Lines of data:
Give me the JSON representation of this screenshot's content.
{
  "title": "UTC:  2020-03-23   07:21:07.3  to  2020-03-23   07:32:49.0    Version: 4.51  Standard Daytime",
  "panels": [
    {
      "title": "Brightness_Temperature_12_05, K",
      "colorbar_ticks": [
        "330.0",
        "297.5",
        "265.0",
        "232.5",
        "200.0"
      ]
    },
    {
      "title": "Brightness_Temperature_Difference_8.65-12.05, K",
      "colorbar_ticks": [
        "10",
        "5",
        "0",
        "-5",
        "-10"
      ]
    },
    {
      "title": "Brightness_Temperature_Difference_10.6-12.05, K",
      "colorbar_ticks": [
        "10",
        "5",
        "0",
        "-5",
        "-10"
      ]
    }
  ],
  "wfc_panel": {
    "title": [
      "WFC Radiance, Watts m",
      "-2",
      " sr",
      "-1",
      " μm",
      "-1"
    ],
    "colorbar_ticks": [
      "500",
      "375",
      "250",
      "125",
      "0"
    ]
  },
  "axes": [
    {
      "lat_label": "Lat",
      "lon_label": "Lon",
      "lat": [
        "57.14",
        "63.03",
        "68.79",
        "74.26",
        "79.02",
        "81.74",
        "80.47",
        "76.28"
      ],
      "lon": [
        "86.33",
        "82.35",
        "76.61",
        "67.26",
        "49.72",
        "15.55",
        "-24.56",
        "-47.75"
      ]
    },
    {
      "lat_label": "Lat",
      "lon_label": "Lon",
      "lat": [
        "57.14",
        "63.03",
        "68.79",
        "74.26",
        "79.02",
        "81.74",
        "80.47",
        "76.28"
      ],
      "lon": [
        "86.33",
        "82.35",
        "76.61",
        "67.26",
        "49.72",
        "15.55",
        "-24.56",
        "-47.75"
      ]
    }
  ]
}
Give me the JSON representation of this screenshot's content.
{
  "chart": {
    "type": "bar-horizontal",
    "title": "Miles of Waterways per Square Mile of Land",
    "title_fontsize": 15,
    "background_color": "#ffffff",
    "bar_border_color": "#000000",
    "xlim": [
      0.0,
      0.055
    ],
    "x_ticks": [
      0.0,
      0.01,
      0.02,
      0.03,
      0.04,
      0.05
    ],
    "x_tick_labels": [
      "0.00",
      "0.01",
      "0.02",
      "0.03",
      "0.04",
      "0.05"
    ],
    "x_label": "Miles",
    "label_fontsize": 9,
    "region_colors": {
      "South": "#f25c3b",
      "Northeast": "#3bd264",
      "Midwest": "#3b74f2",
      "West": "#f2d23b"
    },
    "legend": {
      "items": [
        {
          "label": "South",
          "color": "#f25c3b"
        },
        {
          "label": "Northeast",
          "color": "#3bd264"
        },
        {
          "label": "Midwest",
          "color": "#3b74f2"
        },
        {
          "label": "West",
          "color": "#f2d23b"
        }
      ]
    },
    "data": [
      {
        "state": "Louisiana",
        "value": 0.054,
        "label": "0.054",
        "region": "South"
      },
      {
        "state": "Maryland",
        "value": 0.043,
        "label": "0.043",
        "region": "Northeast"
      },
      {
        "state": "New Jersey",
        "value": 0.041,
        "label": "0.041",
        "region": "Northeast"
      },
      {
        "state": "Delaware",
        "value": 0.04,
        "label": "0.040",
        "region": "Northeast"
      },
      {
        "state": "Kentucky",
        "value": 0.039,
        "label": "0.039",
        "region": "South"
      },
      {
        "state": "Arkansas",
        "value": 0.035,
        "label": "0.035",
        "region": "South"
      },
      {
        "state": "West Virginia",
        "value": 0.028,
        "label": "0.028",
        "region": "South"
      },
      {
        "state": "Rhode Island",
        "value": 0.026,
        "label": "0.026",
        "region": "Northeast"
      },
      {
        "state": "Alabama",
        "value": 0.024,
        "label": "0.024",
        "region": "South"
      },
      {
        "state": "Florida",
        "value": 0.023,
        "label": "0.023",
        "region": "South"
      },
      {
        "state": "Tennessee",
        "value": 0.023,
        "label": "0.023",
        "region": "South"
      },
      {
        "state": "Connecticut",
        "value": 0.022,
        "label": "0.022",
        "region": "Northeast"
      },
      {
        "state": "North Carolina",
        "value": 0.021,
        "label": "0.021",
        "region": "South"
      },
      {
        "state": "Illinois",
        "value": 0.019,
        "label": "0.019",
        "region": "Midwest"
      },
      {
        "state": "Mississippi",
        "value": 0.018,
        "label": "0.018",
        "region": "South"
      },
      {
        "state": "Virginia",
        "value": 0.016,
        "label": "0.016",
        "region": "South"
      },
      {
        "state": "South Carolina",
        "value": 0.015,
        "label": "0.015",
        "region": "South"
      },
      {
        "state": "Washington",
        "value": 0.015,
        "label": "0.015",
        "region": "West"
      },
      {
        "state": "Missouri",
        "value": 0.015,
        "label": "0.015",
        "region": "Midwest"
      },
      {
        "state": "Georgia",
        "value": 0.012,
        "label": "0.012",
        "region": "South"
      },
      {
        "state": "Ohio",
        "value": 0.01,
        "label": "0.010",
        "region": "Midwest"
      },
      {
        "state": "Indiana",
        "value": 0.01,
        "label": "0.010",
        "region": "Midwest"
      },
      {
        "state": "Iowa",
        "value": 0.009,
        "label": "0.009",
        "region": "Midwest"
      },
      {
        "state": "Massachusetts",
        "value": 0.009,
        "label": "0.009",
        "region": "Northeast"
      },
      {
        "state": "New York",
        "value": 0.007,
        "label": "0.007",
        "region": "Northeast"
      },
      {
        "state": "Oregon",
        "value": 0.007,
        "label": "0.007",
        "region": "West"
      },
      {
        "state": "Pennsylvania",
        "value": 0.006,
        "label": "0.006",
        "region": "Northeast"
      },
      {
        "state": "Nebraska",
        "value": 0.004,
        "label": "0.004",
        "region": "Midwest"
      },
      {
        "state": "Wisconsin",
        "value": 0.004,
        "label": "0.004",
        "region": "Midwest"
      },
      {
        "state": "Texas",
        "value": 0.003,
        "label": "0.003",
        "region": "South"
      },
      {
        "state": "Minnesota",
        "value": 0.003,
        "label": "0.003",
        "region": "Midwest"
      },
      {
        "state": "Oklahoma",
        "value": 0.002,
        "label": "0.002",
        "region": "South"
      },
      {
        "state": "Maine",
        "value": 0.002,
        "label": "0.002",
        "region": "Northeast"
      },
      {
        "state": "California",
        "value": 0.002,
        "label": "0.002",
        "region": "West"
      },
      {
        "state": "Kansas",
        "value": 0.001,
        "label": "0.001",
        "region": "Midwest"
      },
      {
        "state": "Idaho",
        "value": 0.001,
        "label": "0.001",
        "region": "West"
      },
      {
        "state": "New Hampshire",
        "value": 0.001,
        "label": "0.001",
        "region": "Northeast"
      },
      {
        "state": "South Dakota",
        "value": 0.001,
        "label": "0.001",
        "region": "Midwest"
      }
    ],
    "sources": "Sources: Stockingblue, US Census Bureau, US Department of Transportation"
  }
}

◆ WORK TO COMPLETE
Look through the lines above and collect those with the word "Carolina".

◆ SOLUTION BELOW
        "state": "North Carolina",
        "state": "South Carolina",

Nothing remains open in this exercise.